== Stated goal ==
Reproduce the entries word for word, beginning with the very first line and continuing through the line that contains "legend-item-soo: Soo et", with both of those lines included.
"""
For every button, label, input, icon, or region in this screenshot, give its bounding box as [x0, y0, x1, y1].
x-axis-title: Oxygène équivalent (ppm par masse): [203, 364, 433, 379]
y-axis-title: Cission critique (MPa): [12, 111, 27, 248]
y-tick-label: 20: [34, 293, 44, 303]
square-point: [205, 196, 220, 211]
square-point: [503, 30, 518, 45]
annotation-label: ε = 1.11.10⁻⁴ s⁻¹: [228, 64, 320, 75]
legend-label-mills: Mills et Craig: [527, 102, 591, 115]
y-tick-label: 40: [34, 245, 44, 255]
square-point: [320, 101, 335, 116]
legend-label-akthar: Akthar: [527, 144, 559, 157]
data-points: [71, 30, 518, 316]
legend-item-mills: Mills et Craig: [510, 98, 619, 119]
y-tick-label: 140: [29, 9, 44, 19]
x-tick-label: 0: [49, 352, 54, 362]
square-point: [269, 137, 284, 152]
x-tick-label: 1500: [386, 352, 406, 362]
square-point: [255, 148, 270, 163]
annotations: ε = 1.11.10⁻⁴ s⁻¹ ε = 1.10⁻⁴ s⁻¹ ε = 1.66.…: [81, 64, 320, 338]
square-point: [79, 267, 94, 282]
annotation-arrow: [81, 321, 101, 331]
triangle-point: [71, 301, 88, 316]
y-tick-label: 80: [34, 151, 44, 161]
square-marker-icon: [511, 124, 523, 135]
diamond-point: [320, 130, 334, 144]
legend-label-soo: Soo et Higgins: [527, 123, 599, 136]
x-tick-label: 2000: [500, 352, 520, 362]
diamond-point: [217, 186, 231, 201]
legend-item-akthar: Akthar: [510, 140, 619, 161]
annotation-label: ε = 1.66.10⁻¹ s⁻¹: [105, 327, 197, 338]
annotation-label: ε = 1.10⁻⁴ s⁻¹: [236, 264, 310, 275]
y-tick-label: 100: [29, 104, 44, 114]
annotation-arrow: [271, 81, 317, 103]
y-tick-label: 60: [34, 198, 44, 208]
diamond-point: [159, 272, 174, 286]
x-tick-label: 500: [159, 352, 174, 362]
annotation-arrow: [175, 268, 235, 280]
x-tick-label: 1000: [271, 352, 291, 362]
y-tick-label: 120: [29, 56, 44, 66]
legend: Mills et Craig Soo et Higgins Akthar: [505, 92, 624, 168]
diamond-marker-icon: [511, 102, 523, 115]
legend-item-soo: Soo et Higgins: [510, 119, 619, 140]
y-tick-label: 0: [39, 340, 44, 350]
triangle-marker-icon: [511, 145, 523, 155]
"""
== Output for this task ==
For every button, label, input, icon, or region in this screenshot, give its bounding box as [x0, y0, x1, y1].
x-axis-title: Oxygène équivalent (ppm par masse): [203, 364, 433, 379]
y-axis-title: Cission critique (MPa): [12, 111, 27, 248]
y-tick-label: 20: [34, 293, 44, 303]
square-point: [205, 196, 220, 211]
square-point: [503, 30, 518, 45]
annotation-label: ε = 1.11.10⁻⁴ s⁻¹: [228, 64, 320, 75]
legend-label-mills: Mills et Craig: [527, 102, 591, 115]
y-tick-label: 40: [34, 245, 44, 255]
square-point: [320, 101, 335, 116]
legend-label-akthar: Akthar: [527, 144, 559, 157]
data-points: [71, 30, 518, 316]
legend-item-mills: Mills et Craig: [510, 98, 619, 119]
y-tick-label: 140: [29, 9, 44, 19]
x-tick-label: 0: [49, 352, 54, 362]
square-point: [269, 137, 284, 152]
x-tick-label: 1500: [386, 352, 406, 362]
square-point: [255, 148, 270, 163]
annotations: ε = 1.11.10⁻⁴ s⁻¹ ε = 1.10⁻⁴ s⁻¹ ε = 1.66.…: [81, 64, 320, 338]
square-point: [79, 267, 94, 282]
annotation-arrow: [81, 321, 101, 331]
triangle-point: [71, 301, 88, 316]
y-tick-label: 80: [34, 151, 44, 161]
square-marker-icon: [511, 124, 523, 135]
diamond-point: [320, 130, 334, 144]
legend-label-soo: Soo et Higgins: [527, 123, 599, 136]
x-tick-label: 2000: [500, 352, 520, 362]
diamond-point: [217, 186, 231, 201]
legend-item-akthar: Akthar: [510, 140, 619, 161]
annotation-label: ε = 1.66.10⁻¹ s⁻¹: [105, 327, 197, 338]
annotation-label: ε = 1.10⁻⁴ s⁻¹: [236, 264, 310, 275]
y-tick-label: 100: [29, 104, 44, 114]
annotation-arrow: [271, 81, 317, 103]
y-tick-label: 60: [34, 198, 44, 208]
diamond-point: [159, 272, 174, 286]
x-tick-label: 500: [159, 352, 174, 362]
annotation-arrow: [175, 268, 235, 280]
x-tick-label: 1000: [271, 352, 291, 362]
y-tick-label: 120: [29, 56, 44, 66]
legend: Mills et Craig Soo et Higgins Akthar: [505, 92, 624, 168]
diamond-marker-icon: [511, 102, 523, 115]
legend-item-soo: Soo et Higgins: [510, 119, 619, 140]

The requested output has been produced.